Instructions for the task:
Reproduce the part of the cooperative consumers documentation between "Once a logical" and "construction.", inclusive, without any changes.

Document passage:
┌──
Cooperative consumers let several workers share one logical consumer by registering as subconsumers under it. Each cooperative batch is handed to exactly one subconsumer; the main row owns the group cursor.
await client.subscribeSubconsumer('orders', 'billing', 'worker-1');
const consumer = client.newConsumer('orders', 'billing', {
subconsumer: 'worker-1',
deadInterval: '5 minutes', // PostgreSQL interval; enables stale-batch takeover
});
consumer.handle('order.created', async (msg) => { /* ... */ });
await consumer.start(ac.signal);When subconsumer is set, the poll loop calls client.receiveCoop(...)
instead of client.receive(...). Without it, the consumer behaves
identically to the non-cooperative form.
| Method | Description |
|---|---|
| client.subscribeSubconsumer(queue, consumer, subconsumer) | Register a subconsumer. Returns 1 first call, 0 if already registered. |
| client.unsubscribeSubconsumer(queue, consumer, subconsumer, { batchHandling? }) | Remove a subconsumer. Default raises if a batch is active; batchHandling: 1 routes the active batch through retry/DLQ first. |
| client.receiveCoop(queue, consumer, subconsumer, { maxMessages?, deadInterval? }) | Cooperative receive. Auto-registers main + subconsumer rows on first call. deadInterval enables stale-batch takeover; the new owner gets a fresh batchId. |
| client.touchSubconsumer(queue, consumer, subconsumer) | Refresh the subconsumer heartbeat so a long handler is not stolen. The high-level consumer does not call this automatically. |
Throughput note: cooperative allocation serializes on a FOR UPDATE of the
main subscription row. Many workers polling tiny batches contend on that
single hot row — tune ticker cadence so each batch does meaningful work.
Once a logical consumer has subconsumers, plain receive / next_batch
on that consumer raises; unregister all subconsumers to return to normal
fan-out.
If deadInterval is set without subconsumer, newConsumer throws at
construction.
A runnable two-worker walkthrough lives in
bench/coop_demo.ts:
PGQUE_TEST_DSN=postgres://user@host/db \
bun run clients/typescript/bench/coop_demo.tsErrors
All errors derive from PgqueError:
PgqueConnectionError— connect failurePgqueQueueNotFoundError— caller forgotpgque.create_queuePgqueConsumerNotFoundError— consumer not subscribedPgqueBatchNotFoundError— batch is stale, missing, or already finishedPgqueSqlError— generic SQL failure (withcause)
└──
(Records from a dataset)
┌──
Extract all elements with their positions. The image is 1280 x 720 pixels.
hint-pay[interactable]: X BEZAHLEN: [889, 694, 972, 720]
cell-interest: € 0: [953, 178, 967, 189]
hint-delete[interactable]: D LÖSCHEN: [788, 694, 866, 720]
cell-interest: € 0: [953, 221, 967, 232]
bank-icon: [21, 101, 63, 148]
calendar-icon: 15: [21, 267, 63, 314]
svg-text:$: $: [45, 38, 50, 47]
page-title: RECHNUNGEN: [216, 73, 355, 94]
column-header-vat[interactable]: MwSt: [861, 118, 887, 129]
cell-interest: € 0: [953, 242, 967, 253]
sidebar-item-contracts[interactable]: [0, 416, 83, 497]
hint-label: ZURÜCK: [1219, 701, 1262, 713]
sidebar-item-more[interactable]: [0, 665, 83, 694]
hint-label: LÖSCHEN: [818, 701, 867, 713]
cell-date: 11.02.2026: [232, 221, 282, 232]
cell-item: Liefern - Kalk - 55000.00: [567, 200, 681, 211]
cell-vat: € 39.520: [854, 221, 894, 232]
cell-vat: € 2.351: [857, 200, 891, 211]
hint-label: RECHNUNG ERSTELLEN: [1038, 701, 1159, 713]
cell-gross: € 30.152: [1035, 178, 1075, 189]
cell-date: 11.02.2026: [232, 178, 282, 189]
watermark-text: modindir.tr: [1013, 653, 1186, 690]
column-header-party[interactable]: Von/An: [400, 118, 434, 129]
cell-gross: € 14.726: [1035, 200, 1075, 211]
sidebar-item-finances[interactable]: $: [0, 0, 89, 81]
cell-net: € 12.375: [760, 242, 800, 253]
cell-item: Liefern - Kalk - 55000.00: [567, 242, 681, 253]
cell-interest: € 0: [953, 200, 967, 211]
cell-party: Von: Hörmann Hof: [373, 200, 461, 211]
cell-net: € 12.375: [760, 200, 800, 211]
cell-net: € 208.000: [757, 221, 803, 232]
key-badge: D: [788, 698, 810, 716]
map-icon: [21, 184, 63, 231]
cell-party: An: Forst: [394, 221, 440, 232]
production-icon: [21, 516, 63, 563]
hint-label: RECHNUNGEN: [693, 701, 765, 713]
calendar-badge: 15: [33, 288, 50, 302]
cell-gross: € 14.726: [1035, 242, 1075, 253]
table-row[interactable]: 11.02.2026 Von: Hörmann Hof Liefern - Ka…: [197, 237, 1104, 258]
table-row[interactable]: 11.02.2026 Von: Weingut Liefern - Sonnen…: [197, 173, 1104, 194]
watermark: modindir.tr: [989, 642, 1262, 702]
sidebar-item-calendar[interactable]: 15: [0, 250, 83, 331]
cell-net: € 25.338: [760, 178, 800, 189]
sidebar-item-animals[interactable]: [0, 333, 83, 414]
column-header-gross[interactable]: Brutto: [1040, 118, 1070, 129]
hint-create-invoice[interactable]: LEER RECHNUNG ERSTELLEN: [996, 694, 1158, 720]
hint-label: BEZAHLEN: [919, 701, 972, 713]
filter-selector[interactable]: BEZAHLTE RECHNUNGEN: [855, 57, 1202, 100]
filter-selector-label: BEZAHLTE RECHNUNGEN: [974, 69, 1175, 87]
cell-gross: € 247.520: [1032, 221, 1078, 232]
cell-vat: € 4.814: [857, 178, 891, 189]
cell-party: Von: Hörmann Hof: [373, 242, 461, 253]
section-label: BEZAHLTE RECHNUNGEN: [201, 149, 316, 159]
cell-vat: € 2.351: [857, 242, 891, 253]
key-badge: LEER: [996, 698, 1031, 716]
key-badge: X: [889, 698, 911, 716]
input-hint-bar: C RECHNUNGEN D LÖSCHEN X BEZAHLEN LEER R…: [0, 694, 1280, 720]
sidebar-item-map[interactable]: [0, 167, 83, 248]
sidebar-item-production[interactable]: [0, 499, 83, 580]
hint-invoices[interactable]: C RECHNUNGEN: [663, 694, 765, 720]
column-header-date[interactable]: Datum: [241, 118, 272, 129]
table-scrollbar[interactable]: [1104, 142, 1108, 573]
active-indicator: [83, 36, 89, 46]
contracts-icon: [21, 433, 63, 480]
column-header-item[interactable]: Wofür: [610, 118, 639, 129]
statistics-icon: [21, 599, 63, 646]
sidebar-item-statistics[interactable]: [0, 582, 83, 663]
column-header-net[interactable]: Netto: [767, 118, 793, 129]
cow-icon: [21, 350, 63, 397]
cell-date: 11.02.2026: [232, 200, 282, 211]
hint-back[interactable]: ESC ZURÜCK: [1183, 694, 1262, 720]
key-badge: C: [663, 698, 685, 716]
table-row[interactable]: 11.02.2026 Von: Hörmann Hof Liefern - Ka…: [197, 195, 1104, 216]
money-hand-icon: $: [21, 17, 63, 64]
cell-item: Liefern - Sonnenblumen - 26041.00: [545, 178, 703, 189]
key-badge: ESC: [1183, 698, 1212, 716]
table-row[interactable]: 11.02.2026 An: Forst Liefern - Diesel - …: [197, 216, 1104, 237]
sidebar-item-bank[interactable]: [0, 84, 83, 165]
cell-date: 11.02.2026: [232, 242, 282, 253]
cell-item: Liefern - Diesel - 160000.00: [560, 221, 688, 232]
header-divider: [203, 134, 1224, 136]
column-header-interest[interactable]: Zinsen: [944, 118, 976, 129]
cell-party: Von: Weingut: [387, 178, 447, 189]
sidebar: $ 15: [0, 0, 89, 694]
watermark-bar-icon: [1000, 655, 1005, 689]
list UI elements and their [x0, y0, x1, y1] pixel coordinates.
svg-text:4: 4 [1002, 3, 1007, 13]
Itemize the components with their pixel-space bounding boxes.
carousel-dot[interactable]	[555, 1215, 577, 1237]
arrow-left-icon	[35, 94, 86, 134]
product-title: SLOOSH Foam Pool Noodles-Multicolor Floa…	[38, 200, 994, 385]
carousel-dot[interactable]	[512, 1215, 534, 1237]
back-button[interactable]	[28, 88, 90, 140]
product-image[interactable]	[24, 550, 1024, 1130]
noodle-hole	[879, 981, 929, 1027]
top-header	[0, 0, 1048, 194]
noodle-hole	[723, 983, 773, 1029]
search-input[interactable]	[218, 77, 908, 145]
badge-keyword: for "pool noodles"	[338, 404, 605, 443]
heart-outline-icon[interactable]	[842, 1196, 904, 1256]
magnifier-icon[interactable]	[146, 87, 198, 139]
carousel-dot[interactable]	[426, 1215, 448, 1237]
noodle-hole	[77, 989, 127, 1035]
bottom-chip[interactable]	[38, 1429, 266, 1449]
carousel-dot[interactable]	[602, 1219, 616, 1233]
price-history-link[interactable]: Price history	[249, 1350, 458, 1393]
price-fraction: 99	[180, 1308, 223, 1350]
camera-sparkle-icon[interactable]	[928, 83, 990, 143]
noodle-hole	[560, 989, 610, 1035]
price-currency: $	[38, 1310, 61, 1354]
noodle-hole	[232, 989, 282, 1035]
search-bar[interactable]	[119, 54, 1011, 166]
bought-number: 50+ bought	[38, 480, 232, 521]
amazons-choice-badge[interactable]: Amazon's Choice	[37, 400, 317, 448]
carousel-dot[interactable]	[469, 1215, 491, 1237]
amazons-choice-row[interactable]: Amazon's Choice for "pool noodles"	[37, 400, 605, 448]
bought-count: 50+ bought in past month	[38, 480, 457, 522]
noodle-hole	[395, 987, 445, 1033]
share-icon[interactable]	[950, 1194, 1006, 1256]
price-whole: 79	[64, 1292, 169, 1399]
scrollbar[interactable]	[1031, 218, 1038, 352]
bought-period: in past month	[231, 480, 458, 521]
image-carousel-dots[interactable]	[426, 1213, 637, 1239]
└──
Solution for this problem:
Once a logical consumer has subconsumers, plain receive / next_batch
on that consumer raises; unregister all subconsumers to return to normal
fan-out.
If deadInterval is set without subconsumer, newConsumer throws at
construction.